*Problem description*
The data below is to be returned in full and exactly.

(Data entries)

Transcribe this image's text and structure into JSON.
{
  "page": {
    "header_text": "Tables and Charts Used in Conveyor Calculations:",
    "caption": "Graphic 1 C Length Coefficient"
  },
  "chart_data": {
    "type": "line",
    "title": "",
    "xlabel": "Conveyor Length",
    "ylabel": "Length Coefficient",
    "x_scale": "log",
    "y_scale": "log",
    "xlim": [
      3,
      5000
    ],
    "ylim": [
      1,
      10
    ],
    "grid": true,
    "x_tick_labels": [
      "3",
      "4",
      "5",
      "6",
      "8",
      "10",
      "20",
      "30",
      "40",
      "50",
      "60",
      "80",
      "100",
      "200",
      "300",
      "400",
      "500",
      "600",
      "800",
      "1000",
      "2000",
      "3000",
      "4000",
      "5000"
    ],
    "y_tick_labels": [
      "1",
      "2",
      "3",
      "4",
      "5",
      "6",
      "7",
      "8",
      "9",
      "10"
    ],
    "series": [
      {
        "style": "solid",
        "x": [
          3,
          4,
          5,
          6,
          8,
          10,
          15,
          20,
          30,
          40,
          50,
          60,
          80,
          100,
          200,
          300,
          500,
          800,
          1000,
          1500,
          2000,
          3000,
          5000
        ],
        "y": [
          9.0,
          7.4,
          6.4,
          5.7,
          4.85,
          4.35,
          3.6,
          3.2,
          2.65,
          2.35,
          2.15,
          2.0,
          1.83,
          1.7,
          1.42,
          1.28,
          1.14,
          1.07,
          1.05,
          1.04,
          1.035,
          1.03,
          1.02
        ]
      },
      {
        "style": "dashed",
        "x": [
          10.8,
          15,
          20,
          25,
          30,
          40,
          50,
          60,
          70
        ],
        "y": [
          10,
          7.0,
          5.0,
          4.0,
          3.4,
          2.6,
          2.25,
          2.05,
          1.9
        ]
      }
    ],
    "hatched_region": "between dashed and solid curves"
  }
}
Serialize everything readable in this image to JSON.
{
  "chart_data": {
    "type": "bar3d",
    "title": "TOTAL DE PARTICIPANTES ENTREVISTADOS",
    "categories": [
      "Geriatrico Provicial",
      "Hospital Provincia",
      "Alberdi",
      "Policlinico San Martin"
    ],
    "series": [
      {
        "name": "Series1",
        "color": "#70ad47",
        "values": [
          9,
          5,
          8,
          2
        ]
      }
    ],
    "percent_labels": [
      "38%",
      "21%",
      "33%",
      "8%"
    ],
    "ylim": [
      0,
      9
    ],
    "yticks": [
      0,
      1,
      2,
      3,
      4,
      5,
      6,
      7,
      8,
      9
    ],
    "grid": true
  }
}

*Answer to this problem*
Transcribe this image's text and structure into JSON.
{
  "page": {
    "header_text": "Tables and Charts Used in Conveyor Calculations:",
    "caption": "Graphic 1 C Length Coefficient"
  },
  "chart_data": {
    "type": "line",
    "title": "",
    "xlabel": "Conveyor Length",
    "ylabel": "Length Coefficient",
    "x_scale": "log",
    "y_scale": "log",
    "xlim": [
      3,
      5000
    ],
    "ylim": [
      1,
      10
    ],
    "grid": true,
    "x_tick_labels": [
      "3",
      "4",
      "5",
      "6",
      "8",
      "10",
      "20",
      "30",
      "40",
      "50",
      "60",
      "80",
      "100",
      "200",
      "300",
      "400",
      "500",
      "600",
      "800",
      "1000",
      "2000",
      "3000",
      "4000",
      "5000"
    ],
    "y_tick_labels": [
      "1",
      "2",
      "3",
      "4",
      "5",
      "6",
      "7",
      "8",
      "9",
      "10"
    ],
    "series": [
      {
        "style": "solid",
        "x": [
          3,
          4,
          5,
          6,
          8,
          10,
          15,
          20,
          30,
          40,
          50,
          60,
          80,
          100,
          200,
          300,
          500,
          800,
          1000,
          1500,
          2000,
          3000,
          5000
        ],
        "y": [
          9.0,
          7.4,
          6.4,
          5.7,
          4.85,
          4.35,
          3.6,
          3.2,
          2.65,
          2.35,
          2.15,
          2.0,
          1.83,
          1.7,
          1.42,
          1.28,
          1.14,
          1.07,
          1.05,
          1.04,
          1.035,
          1.03,
          1.02
        ]
      },
      {
        "style": "dashed",
        "x": [
          10.8,
          15,
          20,
          25,
          30,
          40,
          50,
          60,
          70
        ],
        "y": [
          10,
          7.0,
          5.0,
          4.0,
          3.4,
          2.6,
          2.25,
          2.05,
          1.9
        ]
      }
    ],
    "hatched_region": "between dashed and solid curves"
  }
}
Serialize everything readable in this image to JSON.
{
  "chart_data": {
    "type": "bar3d",
    "title": "TOTAL DE PARTICIPANTES ENTREVISTADOS",
    "categories": [
      "Geriatrico Provicial",
      "Hospital Provincia",
      "Alberdi",
      "Policlinico San Martin"
    ],
    "series": [
      {
        "name": "Series1",
        "color": "#70ad47",
        "values": [
          9,
          5,
          8,
          2
        ]
      }
    ],
    "percent_labels": [
      "38%",
      "21%",
      "33%",
      "8%"
    ],
    "ylim": [
      0,
      9
    ],
    "yticks": [
      0,
      1,
      2,
      3,
      4,
      5,
      6,
      7,
      8,
      9
    ],
    "grid": true
  }
}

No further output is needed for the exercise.